---- Supplied records
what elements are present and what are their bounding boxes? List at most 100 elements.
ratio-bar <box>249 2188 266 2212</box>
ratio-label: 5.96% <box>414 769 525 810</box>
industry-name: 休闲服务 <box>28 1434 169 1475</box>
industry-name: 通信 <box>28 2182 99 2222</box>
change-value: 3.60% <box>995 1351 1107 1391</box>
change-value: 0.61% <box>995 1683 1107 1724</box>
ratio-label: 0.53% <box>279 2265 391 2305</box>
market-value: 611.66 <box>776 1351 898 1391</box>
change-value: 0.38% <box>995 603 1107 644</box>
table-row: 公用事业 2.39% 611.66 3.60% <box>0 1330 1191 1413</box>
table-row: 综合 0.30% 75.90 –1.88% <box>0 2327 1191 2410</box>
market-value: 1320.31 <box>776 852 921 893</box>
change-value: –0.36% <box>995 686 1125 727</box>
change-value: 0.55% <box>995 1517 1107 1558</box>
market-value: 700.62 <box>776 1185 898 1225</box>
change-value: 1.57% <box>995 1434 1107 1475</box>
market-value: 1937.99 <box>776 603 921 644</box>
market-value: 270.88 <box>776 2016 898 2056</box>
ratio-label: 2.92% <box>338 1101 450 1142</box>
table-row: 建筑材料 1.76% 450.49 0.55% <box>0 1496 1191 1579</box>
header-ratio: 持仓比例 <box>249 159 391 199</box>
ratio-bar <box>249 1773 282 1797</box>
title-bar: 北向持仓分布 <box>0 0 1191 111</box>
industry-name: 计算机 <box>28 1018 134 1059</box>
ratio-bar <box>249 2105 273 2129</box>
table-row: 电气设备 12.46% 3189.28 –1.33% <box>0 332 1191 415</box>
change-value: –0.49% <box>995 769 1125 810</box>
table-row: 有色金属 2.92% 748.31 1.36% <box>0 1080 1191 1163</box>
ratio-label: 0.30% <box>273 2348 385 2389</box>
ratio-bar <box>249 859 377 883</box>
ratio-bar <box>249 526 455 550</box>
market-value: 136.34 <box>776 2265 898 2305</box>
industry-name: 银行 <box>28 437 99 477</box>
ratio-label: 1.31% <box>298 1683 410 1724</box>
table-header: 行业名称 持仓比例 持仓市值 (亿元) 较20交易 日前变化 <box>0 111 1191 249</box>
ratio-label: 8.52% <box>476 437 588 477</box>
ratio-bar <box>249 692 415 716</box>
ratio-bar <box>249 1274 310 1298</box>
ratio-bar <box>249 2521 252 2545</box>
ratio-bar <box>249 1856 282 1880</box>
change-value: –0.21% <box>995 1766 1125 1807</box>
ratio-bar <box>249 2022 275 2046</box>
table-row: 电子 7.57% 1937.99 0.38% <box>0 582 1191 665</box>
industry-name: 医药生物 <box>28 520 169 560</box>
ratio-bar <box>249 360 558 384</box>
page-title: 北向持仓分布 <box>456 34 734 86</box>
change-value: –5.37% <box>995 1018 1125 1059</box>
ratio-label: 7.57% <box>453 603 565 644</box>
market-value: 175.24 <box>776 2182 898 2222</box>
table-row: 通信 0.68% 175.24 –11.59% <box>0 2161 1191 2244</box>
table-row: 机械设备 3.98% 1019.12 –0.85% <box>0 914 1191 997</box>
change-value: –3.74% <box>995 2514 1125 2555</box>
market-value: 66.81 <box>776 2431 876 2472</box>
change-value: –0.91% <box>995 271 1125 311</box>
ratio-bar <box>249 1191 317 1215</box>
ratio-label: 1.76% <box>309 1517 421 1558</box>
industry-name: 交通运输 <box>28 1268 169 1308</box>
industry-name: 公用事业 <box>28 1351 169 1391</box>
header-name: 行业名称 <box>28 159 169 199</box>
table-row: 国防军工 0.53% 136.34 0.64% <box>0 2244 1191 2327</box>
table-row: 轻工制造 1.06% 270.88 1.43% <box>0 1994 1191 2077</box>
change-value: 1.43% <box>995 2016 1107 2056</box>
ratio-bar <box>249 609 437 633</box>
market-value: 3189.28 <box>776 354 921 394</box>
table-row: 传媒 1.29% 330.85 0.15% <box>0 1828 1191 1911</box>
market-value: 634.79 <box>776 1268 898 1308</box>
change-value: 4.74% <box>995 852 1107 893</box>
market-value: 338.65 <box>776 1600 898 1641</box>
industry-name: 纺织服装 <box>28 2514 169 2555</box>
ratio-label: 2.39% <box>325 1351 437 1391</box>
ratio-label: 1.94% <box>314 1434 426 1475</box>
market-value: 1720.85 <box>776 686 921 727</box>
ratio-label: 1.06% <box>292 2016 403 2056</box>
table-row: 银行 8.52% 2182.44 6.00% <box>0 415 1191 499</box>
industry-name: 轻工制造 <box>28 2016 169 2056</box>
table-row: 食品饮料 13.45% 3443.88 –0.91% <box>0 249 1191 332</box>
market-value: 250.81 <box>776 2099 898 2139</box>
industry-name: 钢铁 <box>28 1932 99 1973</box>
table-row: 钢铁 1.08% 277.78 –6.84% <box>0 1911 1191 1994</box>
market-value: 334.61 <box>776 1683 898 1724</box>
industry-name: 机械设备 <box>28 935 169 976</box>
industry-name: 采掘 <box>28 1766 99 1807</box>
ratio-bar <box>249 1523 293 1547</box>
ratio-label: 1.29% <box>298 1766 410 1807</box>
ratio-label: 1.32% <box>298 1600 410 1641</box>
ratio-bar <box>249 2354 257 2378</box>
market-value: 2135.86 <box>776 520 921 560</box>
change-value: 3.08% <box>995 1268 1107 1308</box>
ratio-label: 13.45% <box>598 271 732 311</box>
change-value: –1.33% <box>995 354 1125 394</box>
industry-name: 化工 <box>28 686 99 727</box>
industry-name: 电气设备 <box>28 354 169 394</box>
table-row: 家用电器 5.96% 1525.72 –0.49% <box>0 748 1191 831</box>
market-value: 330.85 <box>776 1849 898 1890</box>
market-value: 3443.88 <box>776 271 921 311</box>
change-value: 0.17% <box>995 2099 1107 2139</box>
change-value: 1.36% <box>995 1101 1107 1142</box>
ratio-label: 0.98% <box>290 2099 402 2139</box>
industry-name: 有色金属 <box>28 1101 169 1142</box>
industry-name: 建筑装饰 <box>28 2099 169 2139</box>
--------
- [What is needed] Please turn the items, from the first line through the line with "ratio-bar <box>249 2105 273 2129</box>", into a numbered list with blank lines dropped.

- [Completed exercise]
1. what elements are present and what are their bounding boxes? List at most 100 elements.
2. ratio-bar <box>249 2188 266 2212</box>
3. ratio-label: 5.96% <box>414 769 525 810</box>
4. industry-name: 休闲服务 <box>28 1434 169 1475</box>
5. industry-name: 通信 <box>28 2182 99 2222</box>
6. change-value: 3.60% <box>995 1351 1107 1391</box>
7. change-value: 0.61% <box>995 1683 1107 1724</box>
8. ratio-label: 0.53% <box>279 2265 391 2305</box>
9. market-value: 611.66 <box>776 1351 898 1391</box>
10. change-value: 0.38% <box>995 603 1107 644</box>
11. table-row: 公用事业 2.39% 611.66 3.60% <box>0 1330 1191 1413</box>
12. table-row: 综合 0.30% 75.90 –1.88% <box>0 2327 1191 2410</box>
13. market-value: 1320.31 <box>776 852 921 893</box>
14. change-value: –0.36% <box>995 686 1125 727</box>
15. change-value: 0.55% <box>995 1517 1107 1558</box>
16. market-value: 700.62 <box>776 1185 898 1225</box>
17. change-value: 1.57% <box>995 1434 1107 1475</box>
18. market-value: 1937.99 <box>776 603 921 644</box>
19. market-value: 270.88 <box>776 2016 898 2056</box>
20. ratio-label: 2.92% <box>338 1101 450 1142</box>
21. table-row: 建筑材料 1.76% 450.49 0.55% <box>0 1496 1191 1579</box>
22. header-ratio: 持仓比例 <box>249 159 391 199</box>
23. ratio-bar <box>249 1773 282 1797</box>
24. title-bar: 北向持仓分布 <box>0 0 1191 111</box>
25. industry-name: 计算机 <box>28 1018 134 1059</box>
26. ratio-bar <box>249 2105 273 2129</box>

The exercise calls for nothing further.